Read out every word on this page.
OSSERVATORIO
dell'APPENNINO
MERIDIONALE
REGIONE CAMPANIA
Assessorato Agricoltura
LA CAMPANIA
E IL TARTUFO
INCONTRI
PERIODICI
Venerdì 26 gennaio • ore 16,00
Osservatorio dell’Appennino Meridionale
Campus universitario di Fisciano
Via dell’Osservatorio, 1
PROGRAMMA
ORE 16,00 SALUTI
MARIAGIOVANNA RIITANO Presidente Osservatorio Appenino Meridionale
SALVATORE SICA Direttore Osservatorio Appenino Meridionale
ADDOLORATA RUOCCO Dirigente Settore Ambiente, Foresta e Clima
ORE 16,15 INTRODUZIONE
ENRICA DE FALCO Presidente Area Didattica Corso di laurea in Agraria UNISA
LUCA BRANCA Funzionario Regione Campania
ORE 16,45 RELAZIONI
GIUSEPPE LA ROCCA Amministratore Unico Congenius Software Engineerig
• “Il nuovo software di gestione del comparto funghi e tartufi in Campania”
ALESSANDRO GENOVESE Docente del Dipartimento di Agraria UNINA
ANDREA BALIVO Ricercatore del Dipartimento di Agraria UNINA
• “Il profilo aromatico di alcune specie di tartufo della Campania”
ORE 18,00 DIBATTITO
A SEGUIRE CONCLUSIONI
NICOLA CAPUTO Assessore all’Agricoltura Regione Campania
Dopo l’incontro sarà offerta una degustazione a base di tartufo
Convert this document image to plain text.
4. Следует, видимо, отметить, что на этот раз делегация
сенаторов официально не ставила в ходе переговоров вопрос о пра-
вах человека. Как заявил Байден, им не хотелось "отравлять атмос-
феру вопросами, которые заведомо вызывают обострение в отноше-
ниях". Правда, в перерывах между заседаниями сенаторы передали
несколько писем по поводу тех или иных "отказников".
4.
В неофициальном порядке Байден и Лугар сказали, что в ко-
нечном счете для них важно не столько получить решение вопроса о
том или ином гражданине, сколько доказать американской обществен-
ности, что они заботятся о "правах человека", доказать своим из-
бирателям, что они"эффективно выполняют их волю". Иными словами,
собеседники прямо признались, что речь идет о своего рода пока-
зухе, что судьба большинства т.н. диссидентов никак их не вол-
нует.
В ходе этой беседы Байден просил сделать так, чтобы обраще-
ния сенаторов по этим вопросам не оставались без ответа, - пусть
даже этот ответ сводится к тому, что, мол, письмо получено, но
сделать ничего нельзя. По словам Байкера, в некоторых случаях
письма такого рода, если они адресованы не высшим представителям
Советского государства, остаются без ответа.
=====
- **Task objective**
Please set down each line of the records exactly as given.

- **The response**
Read out every word on this page.
OSSERVATORIO
dell'APPENNINO
MERIDIONALE
REGIONE CAMPANIA
Assessorato Agricoltura
LA CAMPANIA
E IL TARTUFO
INCONTRI
PERIODICI
Venerdì 26 gennaio • ore 16,00
Osservatorio dell’Appennino Meridionale
Campus universitario di Fisciano
Via dell’Osservatorio, 1
PROGRAMMA
ORE 16,00 SALUTI
MARIAGIOVANNA RIITANO Presidente Osservatorio Appenino Meridionale
SALVATORE SICA Direttore Osservatorio Appenino Meridionale
ADDOLORATA RUOCCO Dirigente Settore Ambiente, Foresta e Clima
ORE 16,15 INTRODUZIONE
ENRICA DE FALCO Presidente Area Didattica Corso di laurea in Agraria UNISA
LUCA BRANCA Funzionario Regione Campania
ORE 16,45 RELAZIONI
GIUSEPPE LA ROCCA Amministratore Unico Congenius Software Engineerig
• “Il nuovo software di gestione del comparto funghi e tartufi in Campania”
ALESSANDRO GENOVESE Docente del Dipartimento di Agraria UNINA
ANDREA BALIVO Ricercatore del Dipartimento di Agraria UNINA
• “Il profilo aromatico di alcune specie di tartufo della Campania”
ORE 18,00 DIBATTITO
A SEGUIRE CONCLUSIONI
NICOLA CAPUTO Assessore all’Agricoltura Regione Campania
Dopo l’incontro sarà offerta una degustazione a base di tartufo
Convert this document image to plain text.
4. Следует, видимо, отметить, что на этот раз делегация
сенаторов официально не ставила в ходе переговоров вопрос о пра-
вах человека. Как заявил Байден, им не хотелось "отравлять атмос-
феру вопросами, которые заведомо вызывают обострение в отноше-
ниях". Правда, в перерывах между заседаниями сенаторы передали
несколько писем по поводу тех или иных "отказников".
4.
В неофициальном порядке Байден и Лугар сказали, что в ко-
нечном счете для них важно не столько получить решение вопроса о
том или ином гражданине, сколько доказать американской обществен-
ности, что они заботятся о "правах человека", доказать своим из-
бирателям, что они"эффективно выполняют их волю". Иными словами,
собеседники прямо признались, что речь идет о своего рода пока-
зухе, что судьба большинства т.н. диссидентов никак их не вол-
нует.
В ходе этой беседы Байден просил сделать так, чтобы обраще-
ния сенаторов по этим вопросам не оставались без ответа, - пусть
даже этот ответ сводится к тому, что, мол, письмо получено, но
сделать ничего нельзя. По словам Байкера, в некоторых случаях
письма такого рода, если они адресованы не высшим представителям
Советского государства, остаются без ответа.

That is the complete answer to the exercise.